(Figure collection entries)
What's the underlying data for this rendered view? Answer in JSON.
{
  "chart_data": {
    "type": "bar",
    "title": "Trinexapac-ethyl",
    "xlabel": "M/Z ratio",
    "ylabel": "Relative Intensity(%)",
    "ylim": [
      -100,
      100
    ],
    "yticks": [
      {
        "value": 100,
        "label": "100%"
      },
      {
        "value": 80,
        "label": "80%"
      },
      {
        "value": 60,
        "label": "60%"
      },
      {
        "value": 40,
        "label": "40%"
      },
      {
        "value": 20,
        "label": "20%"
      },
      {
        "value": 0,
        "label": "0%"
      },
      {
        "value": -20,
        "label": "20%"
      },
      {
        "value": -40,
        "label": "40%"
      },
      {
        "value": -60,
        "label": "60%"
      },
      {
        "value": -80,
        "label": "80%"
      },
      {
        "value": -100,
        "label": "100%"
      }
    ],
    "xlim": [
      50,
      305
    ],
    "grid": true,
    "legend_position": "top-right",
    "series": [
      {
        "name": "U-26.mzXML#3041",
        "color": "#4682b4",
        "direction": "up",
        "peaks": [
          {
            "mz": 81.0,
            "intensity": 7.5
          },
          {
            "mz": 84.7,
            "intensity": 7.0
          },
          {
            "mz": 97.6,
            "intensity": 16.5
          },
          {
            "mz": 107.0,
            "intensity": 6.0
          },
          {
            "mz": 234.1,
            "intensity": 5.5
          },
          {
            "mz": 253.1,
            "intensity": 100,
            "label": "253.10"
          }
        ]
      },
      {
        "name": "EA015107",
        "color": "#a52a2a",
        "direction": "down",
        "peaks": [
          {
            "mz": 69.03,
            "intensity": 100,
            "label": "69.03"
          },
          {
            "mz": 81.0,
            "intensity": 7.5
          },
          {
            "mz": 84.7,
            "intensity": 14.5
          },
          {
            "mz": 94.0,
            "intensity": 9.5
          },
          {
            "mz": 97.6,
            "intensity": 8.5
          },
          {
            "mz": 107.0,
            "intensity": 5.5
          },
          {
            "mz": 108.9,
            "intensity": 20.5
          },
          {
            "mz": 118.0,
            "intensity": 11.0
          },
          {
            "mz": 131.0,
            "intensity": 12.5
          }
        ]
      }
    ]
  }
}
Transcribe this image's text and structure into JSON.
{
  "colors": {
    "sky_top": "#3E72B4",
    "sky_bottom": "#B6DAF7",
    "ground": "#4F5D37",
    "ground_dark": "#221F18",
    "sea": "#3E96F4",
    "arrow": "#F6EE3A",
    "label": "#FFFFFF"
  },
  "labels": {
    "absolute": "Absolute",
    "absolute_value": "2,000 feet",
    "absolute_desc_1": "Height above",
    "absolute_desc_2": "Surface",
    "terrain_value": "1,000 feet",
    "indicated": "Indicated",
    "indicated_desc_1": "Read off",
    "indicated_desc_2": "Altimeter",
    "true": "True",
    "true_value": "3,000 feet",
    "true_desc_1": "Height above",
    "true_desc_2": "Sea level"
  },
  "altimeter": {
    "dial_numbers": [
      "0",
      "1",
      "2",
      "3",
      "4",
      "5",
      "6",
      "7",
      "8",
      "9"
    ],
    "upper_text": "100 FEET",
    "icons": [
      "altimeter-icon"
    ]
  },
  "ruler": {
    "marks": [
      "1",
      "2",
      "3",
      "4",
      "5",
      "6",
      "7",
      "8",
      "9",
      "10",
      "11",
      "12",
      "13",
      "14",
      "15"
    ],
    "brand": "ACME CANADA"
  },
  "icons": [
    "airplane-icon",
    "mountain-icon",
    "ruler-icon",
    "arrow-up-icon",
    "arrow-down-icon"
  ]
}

WRITTEN EXERCISE:
Pick out the lines that include the word "arrow" and write them out.

FULL SOLUTION:
    "arrow": "#F6EE3A",
    "arrow-up-icon",
    "arrow-down-icon"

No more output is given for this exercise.